__THE REQUEST__. For every line in the records that has the word "Output", make a copy.

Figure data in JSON
━━━━━━━━
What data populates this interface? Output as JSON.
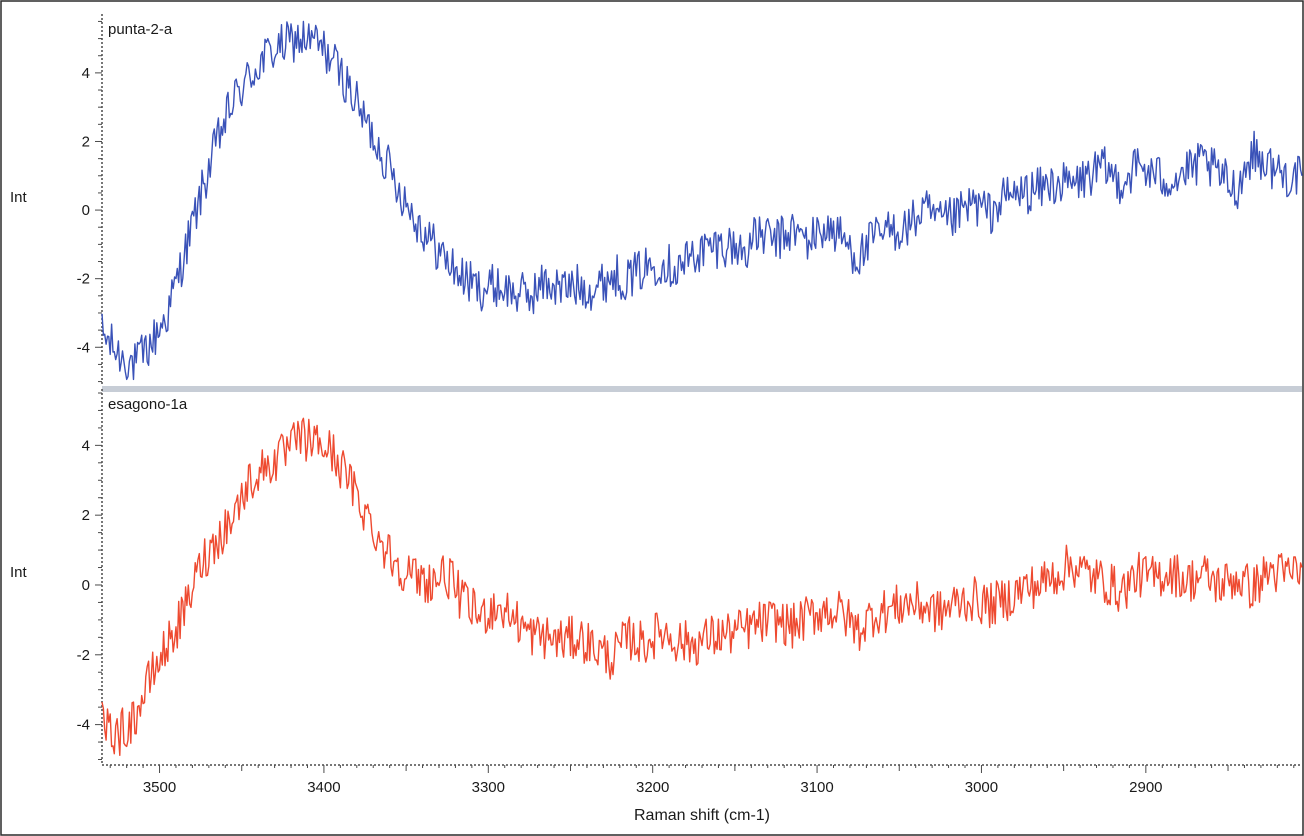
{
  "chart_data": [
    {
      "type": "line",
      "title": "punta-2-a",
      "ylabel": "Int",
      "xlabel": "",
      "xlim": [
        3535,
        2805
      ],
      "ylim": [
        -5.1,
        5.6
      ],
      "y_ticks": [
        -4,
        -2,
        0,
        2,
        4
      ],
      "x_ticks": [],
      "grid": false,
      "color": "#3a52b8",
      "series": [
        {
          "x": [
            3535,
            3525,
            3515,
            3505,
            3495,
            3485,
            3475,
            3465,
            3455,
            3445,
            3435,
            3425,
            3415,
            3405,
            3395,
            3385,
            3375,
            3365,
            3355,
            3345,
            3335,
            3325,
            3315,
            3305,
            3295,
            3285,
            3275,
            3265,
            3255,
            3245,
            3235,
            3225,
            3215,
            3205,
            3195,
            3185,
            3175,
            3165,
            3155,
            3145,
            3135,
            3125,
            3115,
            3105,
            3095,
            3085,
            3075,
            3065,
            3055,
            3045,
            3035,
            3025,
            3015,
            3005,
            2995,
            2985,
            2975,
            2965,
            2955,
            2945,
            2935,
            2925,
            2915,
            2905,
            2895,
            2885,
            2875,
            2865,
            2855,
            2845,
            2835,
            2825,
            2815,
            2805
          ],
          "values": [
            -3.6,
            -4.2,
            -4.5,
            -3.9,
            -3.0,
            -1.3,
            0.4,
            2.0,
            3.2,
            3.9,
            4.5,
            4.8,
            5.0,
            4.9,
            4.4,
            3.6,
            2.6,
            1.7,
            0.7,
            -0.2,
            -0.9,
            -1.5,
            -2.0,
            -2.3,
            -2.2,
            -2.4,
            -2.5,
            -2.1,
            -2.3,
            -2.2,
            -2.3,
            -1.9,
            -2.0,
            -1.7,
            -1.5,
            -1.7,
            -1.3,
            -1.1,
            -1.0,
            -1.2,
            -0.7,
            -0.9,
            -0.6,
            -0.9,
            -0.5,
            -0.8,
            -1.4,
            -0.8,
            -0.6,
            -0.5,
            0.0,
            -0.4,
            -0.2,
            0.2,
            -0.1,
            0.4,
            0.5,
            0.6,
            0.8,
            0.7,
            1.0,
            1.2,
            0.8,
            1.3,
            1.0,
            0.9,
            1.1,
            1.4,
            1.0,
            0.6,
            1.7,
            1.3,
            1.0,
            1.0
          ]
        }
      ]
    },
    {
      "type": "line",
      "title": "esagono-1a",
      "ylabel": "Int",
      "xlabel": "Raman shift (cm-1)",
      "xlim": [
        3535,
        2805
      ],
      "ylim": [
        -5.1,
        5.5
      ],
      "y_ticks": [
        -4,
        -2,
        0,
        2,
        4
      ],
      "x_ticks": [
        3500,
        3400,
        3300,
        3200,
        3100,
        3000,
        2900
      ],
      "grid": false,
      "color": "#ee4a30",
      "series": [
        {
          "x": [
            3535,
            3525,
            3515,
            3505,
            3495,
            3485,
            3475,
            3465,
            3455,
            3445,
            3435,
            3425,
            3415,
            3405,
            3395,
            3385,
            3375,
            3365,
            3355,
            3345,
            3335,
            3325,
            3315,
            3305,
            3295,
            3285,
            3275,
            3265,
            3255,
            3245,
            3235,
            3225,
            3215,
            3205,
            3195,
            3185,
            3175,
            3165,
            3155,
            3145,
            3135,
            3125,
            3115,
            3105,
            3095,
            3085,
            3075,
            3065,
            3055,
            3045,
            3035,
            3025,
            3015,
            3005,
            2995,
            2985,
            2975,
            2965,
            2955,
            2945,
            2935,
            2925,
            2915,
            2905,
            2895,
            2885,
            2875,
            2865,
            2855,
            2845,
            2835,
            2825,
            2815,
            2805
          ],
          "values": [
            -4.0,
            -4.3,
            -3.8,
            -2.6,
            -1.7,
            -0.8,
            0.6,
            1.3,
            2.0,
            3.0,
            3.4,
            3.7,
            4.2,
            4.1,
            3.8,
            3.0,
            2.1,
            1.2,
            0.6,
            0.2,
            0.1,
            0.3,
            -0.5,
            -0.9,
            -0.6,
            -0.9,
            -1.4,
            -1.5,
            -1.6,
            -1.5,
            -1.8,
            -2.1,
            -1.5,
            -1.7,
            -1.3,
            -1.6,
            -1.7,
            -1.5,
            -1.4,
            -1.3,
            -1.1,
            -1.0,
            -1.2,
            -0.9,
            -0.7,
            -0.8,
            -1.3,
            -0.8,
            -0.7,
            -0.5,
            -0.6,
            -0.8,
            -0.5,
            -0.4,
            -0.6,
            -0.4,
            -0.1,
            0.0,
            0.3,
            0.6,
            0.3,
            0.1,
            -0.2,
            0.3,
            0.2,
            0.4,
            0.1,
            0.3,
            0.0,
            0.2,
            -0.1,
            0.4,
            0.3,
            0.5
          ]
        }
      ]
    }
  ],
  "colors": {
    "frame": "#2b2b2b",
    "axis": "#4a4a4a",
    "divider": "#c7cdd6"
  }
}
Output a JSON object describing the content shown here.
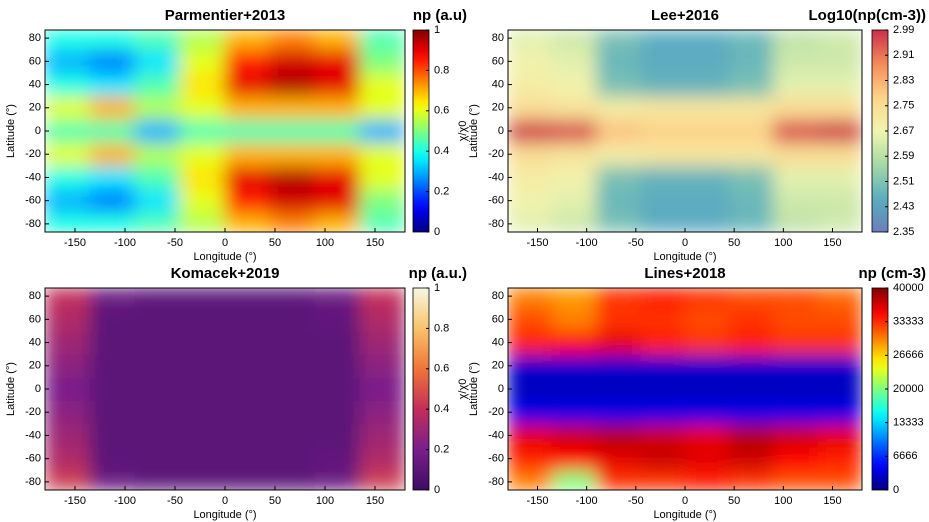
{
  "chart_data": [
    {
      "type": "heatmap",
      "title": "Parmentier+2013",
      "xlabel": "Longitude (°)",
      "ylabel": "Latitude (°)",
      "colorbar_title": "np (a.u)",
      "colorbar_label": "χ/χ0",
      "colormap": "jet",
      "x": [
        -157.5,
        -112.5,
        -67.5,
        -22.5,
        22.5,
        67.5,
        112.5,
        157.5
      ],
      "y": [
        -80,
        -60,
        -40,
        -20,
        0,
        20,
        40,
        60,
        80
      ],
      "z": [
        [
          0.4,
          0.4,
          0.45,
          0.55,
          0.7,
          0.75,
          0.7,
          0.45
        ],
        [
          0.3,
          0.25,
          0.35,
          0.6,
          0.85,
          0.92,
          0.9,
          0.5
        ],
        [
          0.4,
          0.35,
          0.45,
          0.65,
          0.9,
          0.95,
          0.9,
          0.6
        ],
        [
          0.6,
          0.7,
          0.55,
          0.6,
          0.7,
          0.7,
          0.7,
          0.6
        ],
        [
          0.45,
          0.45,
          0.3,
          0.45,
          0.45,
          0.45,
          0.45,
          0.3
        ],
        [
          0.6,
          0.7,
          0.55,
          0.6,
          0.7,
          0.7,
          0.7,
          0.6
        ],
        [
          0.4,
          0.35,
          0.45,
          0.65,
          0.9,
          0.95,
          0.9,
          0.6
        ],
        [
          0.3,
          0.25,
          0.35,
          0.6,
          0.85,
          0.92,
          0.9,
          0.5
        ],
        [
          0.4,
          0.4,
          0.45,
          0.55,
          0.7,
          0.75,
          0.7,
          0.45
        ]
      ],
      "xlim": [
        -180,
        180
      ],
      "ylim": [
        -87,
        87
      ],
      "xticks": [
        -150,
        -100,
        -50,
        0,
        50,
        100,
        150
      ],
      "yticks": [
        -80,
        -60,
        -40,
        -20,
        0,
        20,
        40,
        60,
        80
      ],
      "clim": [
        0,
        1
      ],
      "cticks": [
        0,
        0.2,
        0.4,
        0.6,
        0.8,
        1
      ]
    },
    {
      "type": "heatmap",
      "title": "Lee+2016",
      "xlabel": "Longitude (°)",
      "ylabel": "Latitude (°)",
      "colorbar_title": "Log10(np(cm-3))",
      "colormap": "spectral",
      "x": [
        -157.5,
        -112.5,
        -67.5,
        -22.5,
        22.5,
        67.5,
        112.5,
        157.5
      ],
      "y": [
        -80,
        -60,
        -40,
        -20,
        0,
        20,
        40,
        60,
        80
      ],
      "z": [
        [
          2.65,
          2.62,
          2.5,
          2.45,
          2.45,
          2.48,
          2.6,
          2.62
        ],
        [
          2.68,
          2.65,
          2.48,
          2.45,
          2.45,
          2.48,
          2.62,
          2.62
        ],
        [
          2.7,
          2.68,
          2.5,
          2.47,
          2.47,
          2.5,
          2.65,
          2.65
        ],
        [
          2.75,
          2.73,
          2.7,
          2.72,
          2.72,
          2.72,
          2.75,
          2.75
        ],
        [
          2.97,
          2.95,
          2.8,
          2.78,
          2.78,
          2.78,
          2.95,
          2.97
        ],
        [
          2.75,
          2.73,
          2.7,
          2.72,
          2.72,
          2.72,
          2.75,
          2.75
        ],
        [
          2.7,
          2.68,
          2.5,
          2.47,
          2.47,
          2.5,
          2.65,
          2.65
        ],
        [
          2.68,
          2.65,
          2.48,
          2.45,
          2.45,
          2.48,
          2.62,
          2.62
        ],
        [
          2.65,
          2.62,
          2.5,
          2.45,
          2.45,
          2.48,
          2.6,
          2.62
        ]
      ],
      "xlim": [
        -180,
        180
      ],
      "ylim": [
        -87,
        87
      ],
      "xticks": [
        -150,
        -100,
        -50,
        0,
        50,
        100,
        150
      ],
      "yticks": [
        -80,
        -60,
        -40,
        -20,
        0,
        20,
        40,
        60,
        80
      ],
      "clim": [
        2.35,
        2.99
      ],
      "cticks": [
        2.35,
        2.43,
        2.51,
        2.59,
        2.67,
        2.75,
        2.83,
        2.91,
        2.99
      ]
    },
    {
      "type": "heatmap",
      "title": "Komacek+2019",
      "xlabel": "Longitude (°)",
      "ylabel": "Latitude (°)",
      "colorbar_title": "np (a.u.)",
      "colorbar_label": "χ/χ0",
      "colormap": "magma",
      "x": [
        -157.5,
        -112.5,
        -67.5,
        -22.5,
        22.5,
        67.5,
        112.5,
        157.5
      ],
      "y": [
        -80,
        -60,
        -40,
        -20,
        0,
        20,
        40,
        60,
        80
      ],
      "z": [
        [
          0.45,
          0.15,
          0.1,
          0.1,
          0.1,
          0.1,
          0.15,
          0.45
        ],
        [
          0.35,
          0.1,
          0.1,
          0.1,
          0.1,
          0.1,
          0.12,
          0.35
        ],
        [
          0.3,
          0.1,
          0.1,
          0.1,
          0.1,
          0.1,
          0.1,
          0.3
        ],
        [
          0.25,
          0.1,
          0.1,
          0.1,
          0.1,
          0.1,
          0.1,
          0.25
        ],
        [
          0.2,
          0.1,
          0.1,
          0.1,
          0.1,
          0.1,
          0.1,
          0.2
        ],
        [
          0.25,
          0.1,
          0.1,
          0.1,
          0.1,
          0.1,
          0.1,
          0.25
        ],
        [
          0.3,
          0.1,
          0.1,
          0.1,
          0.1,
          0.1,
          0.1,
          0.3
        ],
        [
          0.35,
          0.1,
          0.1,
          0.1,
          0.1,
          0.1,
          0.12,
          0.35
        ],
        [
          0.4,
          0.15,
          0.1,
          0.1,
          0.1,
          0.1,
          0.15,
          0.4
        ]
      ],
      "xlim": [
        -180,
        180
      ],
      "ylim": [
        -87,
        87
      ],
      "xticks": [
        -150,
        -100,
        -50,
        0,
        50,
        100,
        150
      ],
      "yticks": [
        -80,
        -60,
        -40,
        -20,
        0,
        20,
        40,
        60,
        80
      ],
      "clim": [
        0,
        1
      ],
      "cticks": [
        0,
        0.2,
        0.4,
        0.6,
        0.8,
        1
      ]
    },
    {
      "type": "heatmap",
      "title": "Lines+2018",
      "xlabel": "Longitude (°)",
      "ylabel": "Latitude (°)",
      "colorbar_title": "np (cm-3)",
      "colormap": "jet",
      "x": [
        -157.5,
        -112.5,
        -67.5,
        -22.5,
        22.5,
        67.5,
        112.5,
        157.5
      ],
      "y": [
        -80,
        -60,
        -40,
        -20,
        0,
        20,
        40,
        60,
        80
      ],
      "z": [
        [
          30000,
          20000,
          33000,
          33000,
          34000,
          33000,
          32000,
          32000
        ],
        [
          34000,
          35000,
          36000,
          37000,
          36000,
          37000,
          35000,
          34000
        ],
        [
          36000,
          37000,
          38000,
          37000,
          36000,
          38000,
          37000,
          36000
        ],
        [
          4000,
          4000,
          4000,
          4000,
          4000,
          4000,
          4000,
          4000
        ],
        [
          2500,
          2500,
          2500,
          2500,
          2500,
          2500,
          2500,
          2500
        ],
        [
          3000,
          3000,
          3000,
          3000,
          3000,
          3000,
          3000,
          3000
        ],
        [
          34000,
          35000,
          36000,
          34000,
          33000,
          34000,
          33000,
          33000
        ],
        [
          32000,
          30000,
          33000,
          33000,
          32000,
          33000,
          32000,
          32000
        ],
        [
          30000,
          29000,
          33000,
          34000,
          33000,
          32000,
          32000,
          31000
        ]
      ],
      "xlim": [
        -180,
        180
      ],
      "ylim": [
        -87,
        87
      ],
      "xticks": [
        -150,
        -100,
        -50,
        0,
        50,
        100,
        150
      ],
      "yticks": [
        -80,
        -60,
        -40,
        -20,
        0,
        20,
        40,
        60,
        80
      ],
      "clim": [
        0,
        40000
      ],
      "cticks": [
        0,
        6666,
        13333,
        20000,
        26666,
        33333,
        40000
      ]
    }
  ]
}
━━━━━━━━
__RESPONSE TO THIS TASK__.
What data populates this interface? Output as JSON.
Output a JSON object describing the content shown here.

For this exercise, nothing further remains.